> [INFORMATION PROVIDED]
☆ ☆ ☆ ☆ ☆ ☆ ☆

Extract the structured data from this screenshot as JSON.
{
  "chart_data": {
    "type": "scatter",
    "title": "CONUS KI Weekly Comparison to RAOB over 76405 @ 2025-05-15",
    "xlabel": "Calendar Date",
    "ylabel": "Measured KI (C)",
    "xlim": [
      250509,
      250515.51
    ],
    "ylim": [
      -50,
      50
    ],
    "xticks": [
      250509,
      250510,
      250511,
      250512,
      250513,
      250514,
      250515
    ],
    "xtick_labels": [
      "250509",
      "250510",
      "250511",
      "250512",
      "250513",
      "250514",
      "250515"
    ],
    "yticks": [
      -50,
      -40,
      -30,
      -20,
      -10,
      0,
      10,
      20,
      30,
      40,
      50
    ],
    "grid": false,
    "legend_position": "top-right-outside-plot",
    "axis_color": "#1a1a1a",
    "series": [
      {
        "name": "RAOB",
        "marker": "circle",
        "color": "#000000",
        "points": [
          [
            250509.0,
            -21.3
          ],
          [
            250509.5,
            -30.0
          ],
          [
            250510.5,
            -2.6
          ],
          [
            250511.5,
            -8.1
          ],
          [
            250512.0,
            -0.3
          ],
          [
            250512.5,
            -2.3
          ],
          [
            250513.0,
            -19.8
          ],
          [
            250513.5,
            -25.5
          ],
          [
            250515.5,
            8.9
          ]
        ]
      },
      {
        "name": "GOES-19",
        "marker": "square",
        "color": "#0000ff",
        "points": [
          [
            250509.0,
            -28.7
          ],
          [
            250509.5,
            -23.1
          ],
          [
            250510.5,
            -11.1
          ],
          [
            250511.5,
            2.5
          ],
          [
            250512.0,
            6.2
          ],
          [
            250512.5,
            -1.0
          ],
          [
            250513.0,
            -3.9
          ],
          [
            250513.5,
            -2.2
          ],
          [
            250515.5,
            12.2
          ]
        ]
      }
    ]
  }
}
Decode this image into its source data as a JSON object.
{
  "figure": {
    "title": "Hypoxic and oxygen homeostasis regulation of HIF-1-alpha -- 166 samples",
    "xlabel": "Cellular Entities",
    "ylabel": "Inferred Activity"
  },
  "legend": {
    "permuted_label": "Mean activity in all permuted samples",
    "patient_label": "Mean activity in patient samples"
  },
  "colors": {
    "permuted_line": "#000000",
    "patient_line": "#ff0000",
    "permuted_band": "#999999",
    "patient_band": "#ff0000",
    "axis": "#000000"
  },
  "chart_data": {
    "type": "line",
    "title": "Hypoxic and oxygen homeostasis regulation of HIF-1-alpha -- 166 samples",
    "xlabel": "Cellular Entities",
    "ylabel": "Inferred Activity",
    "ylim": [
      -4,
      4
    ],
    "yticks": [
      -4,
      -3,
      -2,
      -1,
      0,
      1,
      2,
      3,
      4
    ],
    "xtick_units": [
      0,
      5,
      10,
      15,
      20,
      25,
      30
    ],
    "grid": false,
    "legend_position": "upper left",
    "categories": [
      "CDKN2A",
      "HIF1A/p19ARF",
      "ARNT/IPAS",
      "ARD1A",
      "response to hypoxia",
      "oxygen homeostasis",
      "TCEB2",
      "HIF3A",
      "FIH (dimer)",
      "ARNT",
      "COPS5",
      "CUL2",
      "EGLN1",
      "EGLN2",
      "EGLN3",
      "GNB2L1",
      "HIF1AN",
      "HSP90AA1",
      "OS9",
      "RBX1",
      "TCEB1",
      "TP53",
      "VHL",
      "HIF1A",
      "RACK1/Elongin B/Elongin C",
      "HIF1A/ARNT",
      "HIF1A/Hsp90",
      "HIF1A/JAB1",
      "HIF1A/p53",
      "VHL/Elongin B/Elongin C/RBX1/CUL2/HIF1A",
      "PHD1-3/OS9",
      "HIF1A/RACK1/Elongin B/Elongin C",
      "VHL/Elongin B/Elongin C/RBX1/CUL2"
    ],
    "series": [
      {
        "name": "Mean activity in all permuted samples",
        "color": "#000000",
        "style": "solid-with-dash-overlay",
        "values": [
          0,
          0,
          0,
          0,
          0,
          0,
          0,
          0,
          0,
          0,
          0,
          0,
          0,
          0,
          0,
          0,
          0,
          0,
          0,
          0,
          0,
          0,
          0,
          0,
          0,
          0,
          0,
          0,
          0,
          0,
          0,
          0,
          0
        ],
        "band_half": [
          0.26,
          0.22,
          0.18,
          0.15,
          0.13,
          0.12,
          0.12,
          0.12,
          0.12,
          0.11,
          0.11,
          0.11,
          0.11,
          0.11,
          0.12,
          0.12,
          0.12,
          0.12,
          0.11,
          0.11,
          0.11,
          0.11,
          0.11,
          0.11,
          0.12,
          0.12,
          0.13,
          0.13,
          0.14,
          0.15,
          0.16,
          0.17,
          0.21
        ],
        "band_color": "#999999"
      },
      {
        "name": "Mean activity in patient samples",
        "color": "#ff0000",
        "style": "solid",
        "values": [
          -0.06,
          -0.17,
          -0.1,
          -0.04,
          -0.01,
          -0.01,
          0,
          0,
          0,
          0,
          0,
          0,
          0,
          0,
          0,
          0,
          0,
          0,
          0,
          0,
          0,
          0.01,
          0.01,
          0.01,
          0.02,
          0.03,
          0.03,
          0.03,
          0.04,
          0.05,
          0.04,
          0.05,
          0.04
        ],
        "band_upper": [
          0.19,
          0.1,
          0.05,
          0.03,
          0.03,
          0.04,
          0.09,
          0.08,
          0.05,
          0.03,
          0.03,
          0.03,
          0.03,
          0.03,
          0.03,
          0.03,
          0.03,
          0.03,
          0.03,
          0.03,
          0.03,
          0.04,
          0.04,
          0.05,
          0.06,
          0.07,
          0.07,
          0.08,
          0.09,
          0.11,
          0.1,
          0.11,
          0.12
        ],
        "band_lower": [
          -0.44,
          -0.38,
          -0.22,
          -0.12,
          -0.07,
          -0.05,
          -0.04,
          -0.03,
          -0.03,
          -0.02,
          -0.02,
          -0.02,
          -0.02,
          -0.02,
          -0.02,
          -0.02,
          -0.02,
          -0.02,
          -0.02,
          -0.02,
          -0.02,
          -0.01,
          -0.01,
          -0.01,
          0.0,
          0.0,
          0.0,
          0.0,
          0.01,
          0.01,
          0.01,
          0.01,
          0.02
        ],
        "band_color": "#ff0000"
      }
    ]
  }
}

☆ ☆ ☆ ☆ ☆ ☆ ☆

> [TO BE DONE] Return every line from the records above that holds the word "name".

> [EXERCISE OUTPUT]
        "name": "RAOB",
        "name": "GOES-19",
        "name": "Mean activity in all permuted samples",
        "name": "Mean activity in patient samples",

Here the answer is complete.